* [What is asked]:
1. Copy the passage of the forum thread word for word, starting with "I’ll keep calling" and going on through "loses those teachers.".
2. Quote the listing exactly, starting with its first line and going on through the line with "paragraph: literary figure".

192
   

monitoring Trump and relevant contemporary events

 
 
Lash
 
  -2  
Wed 7 Feb, 2018 08:47 am
@izzythepush,
Maybe the protesters should be arrested for libeling the NHS!
0 Replies
 
blatham
 
  2  
Wed 7 Feb, 2018 08:48 am
@maporsche,
I'm sure they did. Which is really quite a drag because... no seat warmers. And those seats are going to be cold.
Lash
 
  -2  
Wed 7 Feb, 2018 08:53 am
@blatham,
You’re intentionally lying about me because you cannot defend your opinions about the American Democrats from a progressive perspective.

So you lie.

‘Black hats and white hats’ righteous indignation always makes simplistic tribal cheerleaders feel so self-righteous. Hope it’s working for you. You obviously need it.

I’ll keep calling it as I see it.
revelette1
 
  4  
Wed 7 Feb, 2018 08:58 am
Quote:
Trump’s Attack on Immigrants Is Breaking the Backbone of America’s Child Care System

“If Congress pulls the Dream Act, I would lose seven staff members. It’s huge.”

—Nancy*

Nancy is the director of a rural Midwestern Head Start center. Like many people across the country, she is concerned about the fate of nearly 800,000 young immigrants protected under the Deferred Action for Childhood Arrivals (DACA) initiative. Nancy’s Head Start program employs seven teachers who are protected by DACA. She worries about how her program will continue to operate if she loses those teachers.

Over the past year, President Donald Trump has relentlessly targeted immigrants’ rights, rescinding DACA; ending the humanitarian Temporary Protected Status (TPS) program for countries such as El Salvador and Haiti; deporting long-time community members who are parents of U.S. citizens; taking aim at family reunification policies; turning his back on refugees; and making racist comments about immigrants’ countries of origin—to name only a few actions. In addition to instilling fear and uncertainty into immigrant communities across the country, these anti-immigrant actions are putting added strain on the early childhood workforce, a group that is largely comprised of immigrant women.**

Although President Trump promised to promote access to child care for families during his campaign, he has overlooked the fact that child care relies on early educators and that immigrants play an integral role in the nation’s early childhood workforce. Enacting policies that threaten the security and well-being of immigrants and their families directly undermines America’s child care system, representing yet another broken promise from the Trump administration.

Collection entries
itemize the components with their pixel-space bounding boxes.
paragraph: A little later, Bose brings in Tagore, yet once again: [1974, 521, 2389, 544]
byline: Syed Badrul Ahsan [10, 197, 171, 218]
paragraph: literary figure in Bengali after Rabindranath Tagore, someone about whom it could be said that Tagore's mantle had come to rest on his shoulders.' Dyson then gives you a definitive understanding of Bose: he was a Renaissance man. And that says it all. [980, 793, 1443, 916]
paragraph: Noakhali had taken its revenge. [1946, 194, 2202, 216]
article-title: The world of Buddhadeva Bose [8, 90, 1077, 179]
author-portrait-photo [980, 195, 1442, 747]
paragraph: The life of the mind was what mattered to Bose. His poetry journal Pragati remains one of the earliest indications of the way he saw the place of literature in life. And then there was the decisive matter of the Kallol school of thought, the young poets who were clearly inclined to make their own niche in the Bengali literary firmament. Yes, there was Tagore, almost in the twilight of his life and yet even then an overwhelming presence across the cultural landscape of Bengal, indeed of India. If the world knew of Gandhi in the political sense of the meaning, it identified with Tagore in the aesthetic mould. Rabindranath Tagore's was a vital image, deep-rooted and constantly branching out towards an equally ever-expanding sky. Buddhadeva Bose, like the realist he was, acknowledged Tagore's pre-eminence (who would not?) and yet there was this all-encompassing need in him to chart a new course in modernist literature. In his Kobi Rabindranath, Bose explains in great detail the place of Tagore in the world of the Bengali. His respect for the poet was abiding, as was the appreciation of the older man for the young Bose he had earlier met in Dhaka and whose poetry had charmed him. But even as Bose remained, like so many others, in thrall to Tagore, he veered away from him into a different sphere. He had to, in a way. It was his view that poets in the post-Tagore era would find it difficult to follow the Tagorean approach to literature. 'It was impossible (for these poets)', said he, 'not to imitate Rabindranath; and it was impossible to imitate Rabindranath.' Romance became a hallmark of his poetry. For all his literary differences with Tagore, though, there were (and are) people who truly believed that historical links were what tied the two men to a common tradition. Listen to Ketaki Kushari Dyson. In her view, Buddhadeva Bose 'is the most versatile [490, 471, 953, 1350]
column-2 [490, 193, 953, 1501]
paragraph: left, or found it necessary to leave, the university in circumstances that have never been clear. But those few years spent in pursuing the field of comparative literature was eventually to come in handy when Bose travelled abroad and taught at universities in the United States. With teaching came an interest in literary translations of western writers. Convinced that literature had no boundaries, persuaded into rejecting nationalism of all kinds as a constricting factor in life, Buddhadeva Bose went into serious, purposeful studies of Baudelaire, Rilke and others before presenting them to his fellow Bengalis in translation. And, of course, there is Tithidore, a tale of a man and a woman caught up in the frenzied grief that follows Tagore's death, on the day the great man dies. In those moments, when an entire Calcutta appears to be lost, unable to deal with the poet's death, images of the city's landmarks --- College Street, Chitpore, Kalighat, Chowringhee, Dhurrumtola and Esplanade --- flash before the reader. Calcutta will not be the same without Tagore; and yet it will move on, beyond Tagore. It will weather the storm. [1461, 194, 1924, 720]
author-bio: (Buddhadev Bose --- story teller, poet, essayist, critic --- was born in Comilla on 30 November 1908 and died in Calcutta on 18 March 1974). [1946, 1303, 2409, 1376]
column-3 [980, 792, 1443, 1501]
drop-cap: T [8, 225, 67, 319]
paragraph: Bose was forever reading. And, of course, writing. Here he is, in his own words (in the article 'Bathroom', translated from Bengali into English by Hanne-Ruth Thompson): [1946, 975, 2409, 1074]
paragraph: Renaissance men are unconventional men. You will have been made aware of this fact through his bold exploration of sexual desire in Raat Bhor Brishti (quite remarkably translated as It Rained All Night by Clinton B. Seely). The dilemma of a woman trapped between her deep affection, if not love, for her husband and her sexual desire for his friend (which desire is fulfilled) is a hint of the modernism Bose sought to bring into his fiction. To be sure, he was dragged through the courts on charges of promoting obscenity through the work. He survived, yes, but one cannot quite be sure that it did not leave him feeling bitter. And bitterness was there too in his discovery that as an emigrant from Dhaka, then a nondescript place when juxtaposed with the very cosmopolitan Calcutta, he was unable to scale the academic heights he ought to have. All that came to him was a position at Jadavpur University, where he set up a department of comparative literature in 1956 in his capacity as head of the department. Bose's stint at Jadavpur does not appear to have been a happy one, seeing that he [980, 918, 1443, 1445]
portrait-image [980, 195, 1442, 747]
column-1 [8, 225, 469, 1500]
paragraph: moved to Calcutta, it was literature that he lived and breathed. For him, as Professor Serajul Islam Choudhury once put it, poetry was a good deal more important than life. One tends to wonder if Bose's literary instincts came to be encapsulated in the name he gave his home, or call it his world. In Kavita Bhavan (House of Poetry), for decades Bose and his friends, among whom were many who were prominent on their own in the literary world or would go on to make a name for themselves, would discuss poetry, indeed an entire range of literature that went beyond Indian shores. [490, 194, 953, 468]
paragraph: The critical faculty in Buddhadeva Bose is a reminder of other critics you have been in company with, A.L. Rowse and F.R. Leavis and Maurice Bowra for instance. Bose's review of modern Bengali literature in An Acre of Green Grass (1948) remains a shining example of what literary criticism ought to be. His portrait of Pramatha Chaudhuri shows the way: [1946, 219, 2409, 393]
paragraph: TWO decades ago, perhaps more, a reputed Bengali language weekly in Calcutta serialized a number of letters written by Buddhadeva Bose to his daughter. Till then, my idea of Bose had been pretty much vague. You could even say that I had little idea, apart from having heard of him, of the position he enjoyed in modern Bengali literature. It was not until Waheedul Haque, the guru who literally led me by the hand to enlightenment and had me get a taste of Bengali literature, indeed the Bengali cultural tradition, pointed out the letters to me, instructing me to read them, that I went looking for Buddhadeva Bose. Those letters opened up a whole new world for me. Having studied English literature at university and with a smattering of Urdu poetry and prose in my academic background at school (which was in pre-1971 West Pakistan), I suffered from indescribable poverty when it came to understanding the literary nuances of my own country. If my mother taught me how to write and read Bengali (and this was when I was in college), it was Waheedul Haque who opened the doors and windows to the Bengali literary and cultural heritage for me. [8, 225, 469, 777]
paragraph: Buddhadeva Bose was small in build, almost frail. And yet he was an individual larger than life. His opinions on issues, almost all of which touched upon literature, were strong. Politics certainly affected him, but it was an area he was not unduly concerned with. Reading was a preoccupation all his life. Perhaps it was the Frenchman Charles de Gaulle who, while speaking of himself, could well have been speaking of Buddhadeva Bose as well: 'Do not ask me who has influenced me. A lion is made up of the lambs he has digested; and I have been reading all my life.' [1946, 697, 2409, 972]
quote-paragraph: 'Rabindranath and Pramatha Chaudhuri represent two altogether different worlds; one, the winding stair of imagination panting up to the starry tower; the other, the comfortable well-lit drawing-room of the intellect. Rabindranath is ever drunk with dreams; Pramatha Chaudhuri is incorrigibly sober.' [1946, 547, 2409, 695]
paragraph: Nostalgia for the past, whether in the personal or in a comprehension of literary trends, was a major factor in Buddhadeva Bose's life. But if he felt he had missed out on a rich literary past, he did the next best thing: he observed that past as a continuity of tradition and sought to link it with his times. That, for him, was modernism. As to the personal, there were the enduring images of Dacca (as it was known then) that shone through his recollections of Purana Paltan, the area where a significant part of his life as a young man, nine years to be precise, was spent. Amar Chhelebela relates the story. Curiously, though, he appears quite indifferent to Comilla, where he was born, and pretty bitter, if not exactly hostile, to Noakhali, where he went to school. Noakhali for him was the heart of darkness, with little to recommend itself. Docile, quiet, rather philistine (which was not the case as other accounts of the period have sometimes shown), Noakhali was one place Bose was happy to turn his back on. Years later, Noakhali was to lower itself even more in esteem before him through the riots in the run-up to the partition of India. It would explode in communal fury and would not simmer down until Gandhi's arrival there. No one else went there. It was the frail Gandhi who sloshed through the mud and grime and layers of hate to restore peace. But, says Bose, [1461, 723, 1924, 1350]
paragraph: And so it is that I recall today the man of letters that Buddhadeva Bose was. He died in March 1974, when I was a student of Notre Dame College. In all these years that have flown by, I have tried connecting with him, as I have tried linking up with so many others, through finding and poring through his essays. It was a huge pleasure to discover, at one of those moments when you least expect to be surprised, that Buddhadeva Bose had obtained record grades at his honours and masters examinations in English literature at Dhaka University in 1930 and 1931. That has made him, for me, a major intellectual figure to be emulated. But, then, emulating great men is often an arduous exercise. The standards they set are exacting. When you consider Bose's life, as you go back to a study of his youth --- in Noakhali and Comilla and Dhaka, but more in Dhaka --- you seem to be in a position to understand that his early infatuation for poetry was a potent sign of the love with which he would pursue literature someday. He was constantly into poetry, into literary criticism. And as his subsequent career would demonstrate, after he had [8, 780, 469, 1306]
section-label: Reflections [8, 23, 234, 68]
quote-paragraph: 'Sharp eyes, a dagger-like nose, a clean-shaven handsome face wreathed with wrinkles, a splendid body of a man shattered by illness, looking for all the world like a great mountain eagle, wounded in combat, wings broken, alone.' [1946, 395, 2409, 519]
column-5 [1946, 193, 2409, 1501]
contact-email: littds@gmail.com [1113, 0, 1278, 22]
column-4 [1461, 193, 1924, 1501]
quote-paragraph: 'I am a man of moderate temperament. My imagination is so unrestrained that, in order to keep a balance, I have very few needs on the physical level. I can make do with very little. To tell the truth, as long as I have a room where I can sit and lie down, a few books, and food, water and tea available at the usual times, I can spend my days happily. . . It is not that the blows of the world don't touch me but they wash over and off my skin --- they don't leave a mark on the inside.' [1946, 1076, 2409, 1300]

* [Solutions in order]:
1.
I’ll keep calling it as I see it.
revelette1
 
  4  
Wed 7 Feb, 2018 08:58 am
Quote:
Trump’s Attack on Immigrants Is Breaking the Backbone of America’s Child Care System

“If Congress pulls the Dream Act, I would lose seven staff members. It’s huge.”

—Nancy*

Nancy is the director of a rural Midwestern Head Start center. Like many people across the country, she is concerned about the fate of nearly 800,000 young immigrants protected under the Deferred Action for Childhood Arrivals (DACA) initiative. Nancy’s Head Start program employs seven teachers who are protected by DACA. She worries about how her program will continue to operate if she loses those teachers.

2.
itemize the components with their pixel-space bounding boxes.
paragraph: A little later, Bose brings in Tagore, yet once again: [1974, 521, 2389, 544]
byline: Syed Badrul Ahsan [10, 197, 171, 218]
paragraph: literary figure in Bengali after Rabindranath Tagore, someone about whom it could be said that Tagore's mantle had come to rest on his shoulders.' Dyson then gives you a definitive understanding of Bose: he was a Renaissance man. And that says it all. [980, 793, 1443, 916]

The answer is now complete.